[Records from a dataset]
......
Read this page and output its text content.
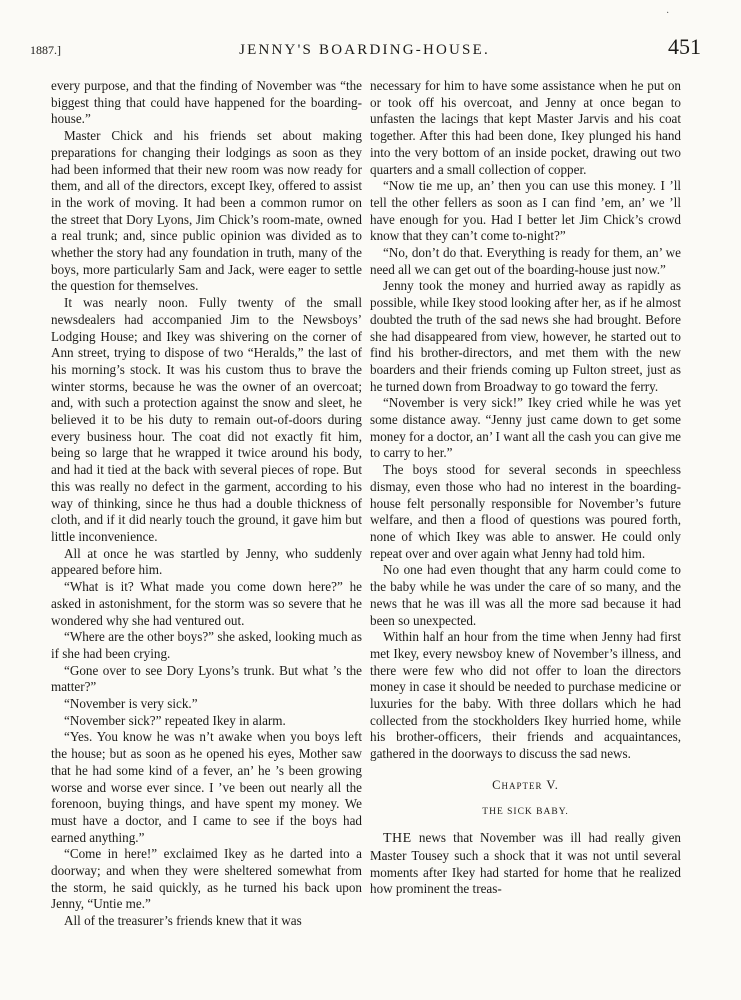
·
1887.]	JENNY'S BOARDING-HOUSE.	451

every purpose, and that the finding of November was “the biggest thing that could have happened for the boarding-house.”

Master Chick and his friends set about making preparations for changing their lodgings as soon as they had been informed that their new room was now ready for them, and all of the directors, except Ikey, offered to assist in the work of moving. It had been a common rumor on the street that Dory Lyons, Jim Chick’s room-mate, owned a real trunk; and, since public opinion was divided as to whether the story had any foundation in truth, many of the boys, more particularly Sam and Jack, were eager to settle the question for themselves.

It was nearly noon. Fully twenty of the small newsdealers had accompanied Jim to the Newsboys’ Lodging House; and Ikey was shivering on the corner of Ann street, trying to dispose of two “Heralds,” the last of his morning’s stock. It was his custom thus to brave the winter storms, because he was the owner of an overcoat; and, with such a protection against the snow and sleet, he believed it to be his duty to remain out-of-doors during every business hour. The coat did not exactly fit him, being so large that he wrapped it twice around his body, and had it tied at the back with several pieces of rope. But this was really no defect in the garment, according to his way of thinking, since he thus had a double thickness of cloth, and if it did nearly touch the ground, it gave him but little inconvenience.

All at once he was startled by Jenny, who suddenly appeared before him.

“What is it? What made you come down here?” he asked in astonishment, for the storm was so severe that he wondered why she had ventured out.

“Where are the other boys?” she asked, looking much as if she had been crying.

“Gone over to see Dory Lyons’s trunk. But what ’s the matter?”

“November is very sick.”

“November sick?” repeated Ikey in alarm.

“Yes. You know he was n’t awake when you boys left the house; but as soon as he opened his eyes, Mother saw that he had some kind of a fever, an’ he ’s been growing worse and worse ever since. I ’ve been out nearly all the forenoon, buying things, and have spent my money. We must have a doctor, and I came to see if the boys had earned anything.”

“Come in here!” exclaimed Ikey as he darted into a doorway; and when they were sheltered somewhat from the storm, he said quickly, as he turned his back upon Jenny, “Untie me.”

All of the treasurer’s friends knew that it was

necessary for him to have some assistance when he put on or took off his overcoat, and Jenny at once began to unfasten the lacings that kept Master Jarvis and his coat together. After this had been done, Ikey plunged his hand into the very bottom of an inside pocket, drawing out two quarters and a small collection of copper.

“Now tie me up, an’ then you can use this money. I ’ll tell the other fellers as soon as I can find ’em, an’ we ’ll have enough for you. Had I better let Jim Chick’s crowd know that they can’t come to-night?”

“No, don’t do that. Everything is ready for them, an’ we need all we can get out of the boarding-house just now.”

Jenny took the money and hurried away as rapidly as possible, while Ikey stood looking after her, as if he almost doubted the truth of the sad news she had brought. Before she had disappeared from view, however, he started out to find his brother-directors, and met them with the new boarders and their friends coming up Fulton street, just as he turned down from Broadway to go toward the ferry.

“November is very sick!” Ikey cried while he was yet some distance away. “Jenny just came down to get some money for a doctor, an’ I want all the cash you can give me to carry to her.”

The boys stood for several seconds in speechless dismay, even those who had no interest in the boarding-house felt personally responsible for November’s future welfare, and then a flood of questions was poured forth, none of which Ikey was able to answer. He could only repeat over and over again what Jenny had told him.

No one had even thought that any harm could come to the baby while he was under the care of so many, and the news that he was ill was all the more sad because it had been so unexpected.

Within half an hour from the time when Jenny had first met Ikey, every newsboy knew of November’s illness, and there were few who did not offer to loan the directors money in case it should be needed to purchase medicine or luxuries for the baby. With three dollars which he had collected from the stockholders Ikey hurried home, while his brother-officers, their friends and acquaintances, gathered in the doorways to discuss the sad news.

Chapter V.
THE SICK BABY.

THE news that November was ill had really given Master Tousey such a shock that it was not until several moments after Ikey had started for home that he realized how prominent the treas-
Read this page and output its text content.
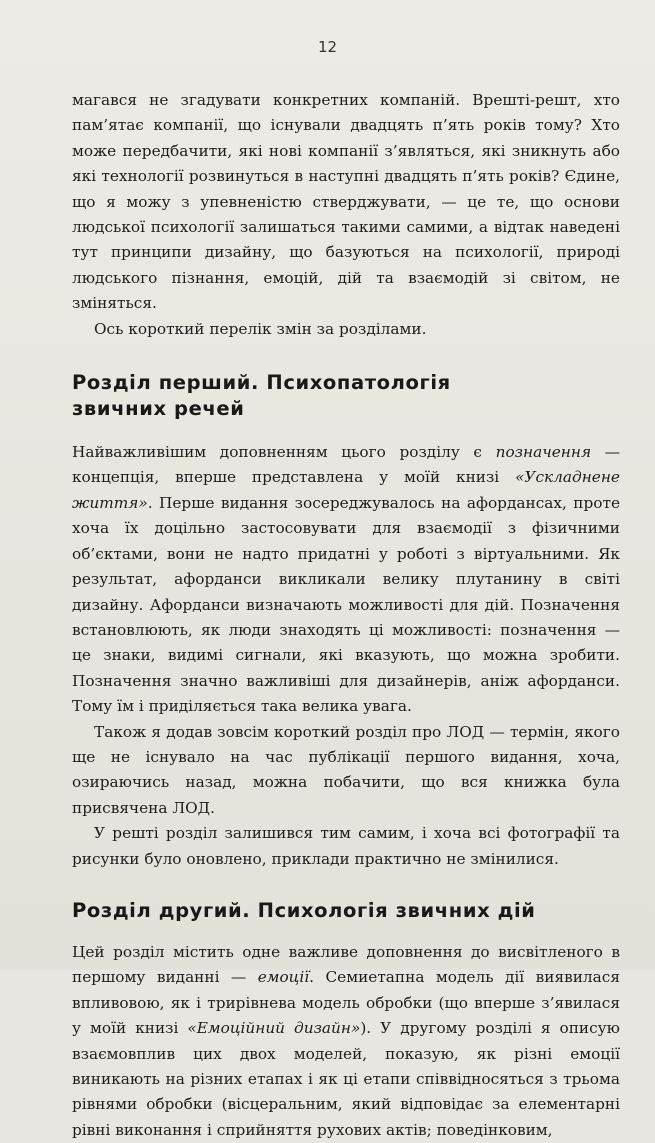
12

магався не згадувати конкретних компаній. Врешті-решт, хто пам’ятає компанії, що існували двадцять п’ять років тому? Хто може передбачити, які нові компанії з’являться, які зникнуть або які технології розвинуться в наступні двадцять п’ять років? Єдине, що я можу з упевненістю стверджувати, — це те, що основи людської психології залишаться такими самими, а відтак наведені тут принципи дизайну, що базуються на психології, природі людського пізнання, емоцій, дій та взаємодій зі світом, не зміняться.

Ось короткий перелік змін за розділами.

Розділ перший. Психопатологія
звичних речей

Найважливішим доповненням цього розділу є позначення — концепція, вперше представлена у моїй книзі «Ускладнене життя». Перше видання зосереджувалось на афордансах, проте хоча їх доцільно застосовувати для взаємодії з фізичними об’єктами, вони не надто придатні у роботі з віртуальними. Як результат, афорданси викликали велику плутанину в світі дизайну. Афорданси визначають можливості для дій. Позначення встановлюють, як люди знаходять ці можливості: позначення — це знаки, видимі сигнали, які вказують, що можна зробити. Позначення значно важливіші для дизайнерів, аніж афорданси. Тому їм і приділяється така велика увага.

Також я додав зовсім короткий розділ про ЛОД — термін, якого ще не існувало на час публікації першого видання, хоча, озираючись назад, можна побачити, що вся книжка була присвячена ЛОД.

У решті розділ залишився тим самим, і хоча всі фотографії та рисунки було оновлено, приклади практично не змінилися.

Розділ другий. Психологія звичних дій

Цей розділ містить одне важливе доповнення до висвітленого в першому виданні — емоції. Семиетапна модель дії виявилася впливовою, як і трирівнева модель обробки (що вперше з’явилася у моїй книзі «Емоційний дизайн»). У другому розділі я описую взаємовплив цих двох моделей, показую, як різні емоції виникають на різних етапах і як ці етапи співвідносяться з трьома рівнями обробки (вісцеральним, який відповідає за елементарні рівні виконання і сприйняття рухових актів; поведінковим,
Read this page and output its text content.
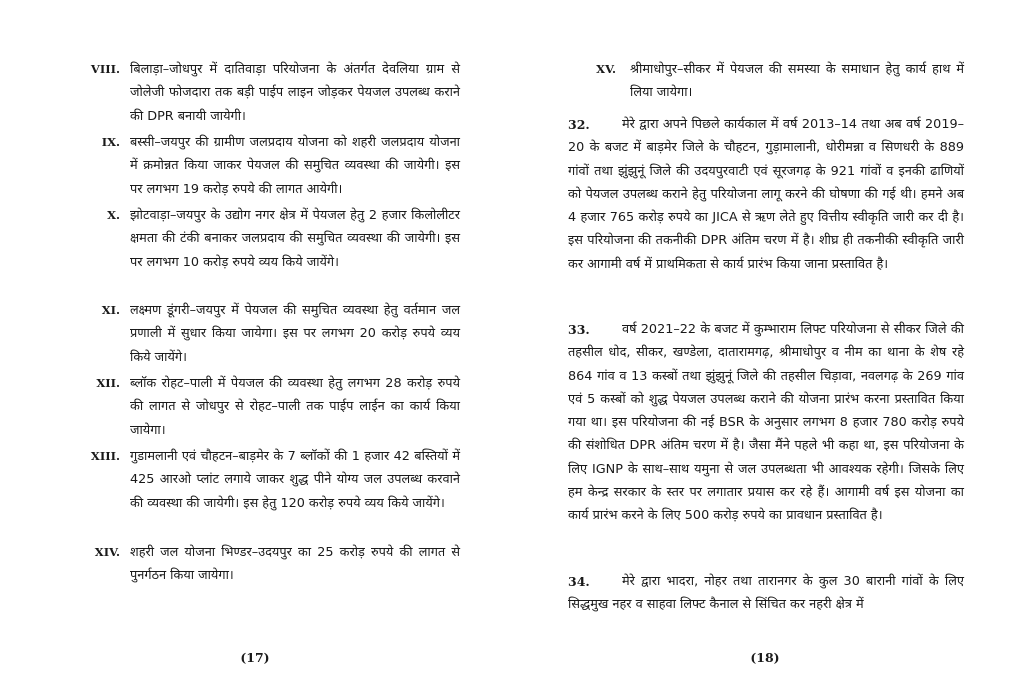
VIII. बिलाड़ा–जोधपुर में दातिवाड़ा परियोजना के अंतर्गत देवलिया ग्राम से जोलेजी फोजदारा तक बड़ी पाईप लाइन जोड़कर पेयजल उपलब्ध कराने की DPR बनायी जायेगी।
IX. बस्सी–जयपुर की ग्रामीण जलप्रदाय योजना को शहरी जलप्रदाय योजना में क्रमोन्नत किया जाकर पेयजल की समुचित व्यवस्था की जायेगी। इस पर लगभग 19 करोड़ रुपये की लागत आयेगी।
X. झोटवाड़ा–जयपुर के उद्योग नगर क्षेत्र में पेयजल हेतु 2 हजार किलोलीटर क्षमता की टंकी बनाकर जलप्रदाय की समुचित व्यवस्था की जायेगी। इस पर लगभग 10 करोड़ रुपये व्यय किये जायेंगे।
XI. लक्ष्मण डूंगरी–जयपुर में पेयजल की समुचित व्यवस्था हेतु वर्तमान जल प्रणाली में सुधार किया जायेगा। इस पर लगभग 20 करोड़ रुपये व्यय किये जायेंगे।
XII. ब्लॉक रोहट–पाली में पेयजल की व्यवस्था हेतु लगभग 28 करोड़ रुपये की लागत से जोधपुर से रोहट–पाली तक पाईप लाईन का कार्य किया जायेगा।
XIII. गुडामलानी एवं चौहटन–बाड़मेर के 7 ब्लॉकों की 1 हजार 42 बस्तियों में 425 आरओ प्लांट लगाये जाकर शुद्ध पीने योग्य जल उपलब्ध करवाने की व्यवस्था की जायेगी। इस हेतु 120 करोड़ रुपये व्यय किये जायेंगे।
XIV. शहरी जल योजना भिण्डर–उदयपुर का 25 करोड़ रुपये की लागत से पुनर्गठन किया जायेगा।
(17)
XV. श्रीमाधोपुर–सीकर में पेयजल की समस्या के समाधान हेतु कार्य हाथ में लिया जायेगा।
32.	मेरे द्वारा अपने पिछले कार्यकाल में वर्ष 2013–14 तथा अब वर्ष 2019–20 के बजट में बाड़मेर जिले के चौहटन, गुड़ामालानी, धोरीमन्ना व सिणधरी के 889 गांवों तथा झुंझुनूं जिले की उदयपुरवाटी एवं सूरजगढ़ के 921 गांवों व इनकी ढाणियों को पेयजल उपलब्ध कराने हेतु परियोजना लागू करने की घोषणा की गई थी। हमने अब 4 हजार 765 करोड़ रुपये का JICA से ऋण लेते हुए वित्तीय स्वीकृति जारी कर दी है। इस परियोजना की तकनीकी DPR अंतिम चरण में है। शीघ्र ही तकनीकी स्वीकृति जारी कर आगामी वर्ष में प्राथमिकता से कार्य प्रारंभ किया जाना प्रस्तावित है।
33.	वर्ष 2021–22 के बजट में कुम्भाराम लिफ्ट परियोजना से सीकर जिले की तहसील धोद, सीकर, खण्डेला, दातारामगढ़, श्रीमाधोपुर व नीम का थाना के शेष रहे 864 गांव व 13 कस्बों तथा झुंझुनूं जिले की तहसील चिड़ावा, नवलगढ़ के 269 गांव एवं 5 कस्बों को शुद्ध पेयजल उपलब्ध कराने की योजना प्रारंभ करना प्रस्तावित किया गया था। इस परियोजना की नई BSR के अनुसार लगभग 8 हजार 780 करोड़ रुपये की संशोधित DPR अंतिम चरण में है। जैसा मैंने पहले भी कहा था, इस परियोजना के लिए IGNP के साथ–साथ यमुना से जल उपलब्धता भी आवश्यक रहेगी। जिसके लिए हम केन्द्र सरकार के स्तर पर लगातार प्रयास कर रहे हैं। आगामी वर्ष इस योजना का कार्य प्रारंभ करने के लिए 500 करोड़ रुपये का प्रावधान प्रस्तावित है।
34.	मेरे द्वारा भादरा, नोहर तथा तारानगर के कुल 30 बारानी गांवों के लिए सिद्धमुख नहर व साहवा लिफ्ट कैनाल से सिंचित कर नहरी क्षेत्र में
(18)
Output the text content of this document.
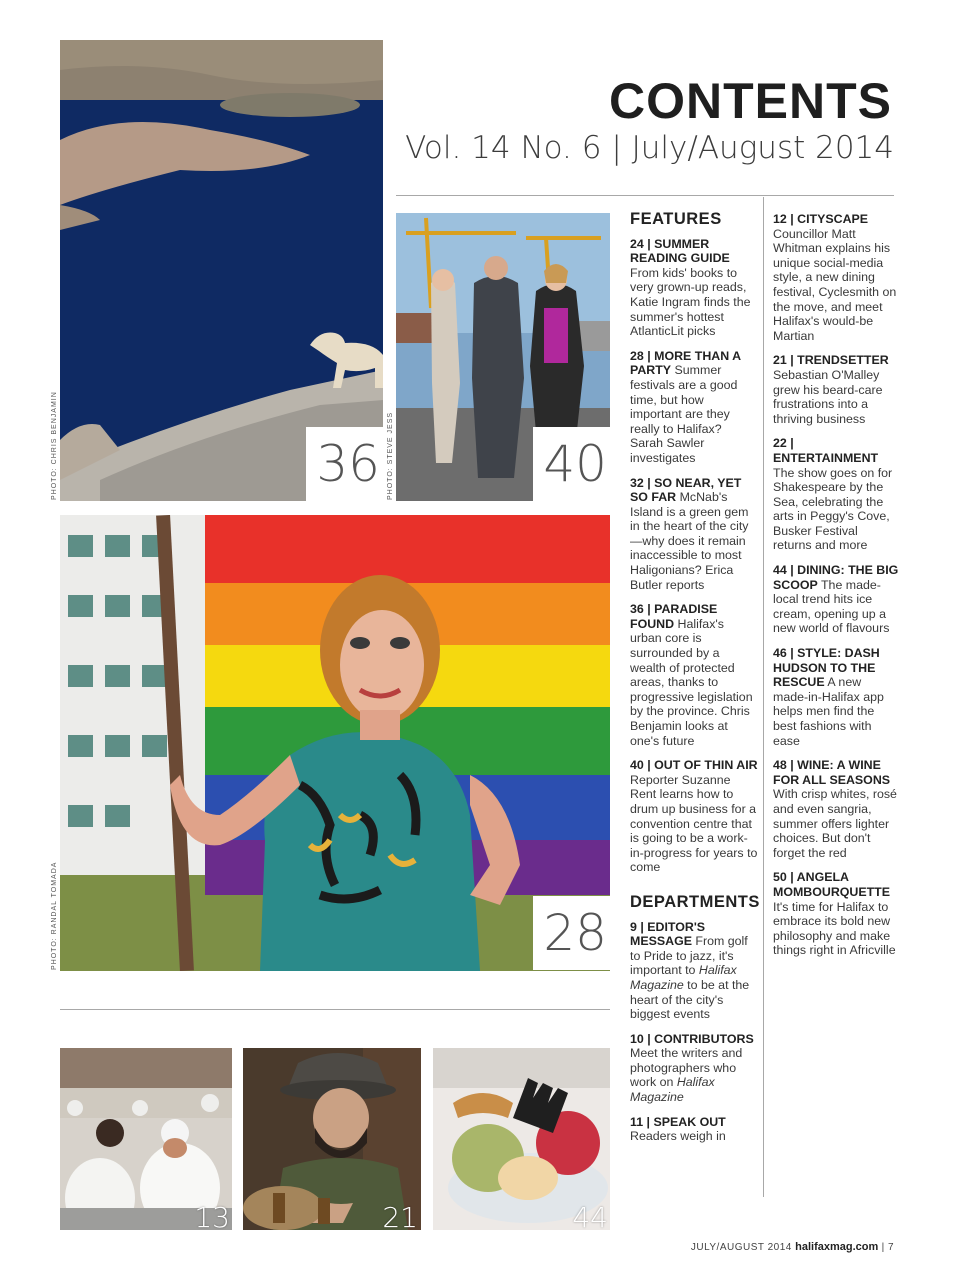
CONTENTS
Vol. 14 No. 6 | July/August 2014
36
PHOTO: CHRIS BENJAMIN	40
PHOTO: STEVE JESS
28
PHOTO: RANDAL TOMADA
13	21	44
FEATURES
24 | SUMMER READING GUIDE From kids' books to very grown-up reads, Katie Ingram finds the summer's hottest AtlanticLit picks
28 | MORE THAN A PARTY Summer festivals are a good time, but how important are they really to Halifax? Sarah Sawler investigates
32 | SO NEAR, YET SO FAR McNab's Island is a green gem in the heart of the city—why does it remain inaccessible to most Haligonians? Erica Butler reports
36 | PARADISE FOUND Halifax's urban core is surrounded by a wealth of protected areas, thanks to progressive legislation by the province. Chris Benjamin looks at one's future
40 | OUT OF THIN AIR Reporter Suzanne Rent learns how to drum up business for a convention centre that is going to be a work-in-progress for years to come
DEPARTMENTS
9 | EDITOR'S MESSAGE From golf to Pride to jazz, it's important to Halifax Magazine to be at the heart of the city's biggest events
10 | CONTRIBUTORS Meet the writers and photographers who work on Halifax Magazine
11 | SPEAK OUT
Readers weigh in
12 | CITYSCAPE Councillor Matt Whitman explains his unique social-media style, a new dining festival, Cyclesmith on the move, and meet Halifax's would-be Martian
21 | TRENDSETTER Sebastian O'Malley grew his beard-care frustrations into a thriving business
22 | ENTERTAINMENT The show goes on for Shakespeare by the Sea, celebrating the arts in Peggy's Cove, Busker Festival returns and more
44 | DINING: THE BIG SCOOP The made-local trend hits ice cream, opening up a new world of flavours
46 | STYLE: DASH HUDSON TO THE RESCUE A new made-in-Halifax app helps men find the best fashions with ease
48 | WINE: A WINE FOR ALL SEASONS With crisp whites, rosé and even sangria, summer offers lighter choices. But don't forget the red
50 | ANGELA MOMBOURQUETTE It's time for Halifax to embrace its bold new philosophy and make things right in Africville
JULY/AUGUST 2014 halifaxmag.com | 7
......
* [What to produce] In the listing above, find each line with the word "heart" and copy it.

* [Completed exercise]
32 | SO NEAR, YET SO FAR McNab's Island is a green gem in the heart of the city—why does it remain inaccessible to most Haligonians? Erica Butler reports
9 | EDITOR'S MESSAGE From golf to Pride to jazz, it's important to Halifax Magazine to be at the heart of the city's biggest events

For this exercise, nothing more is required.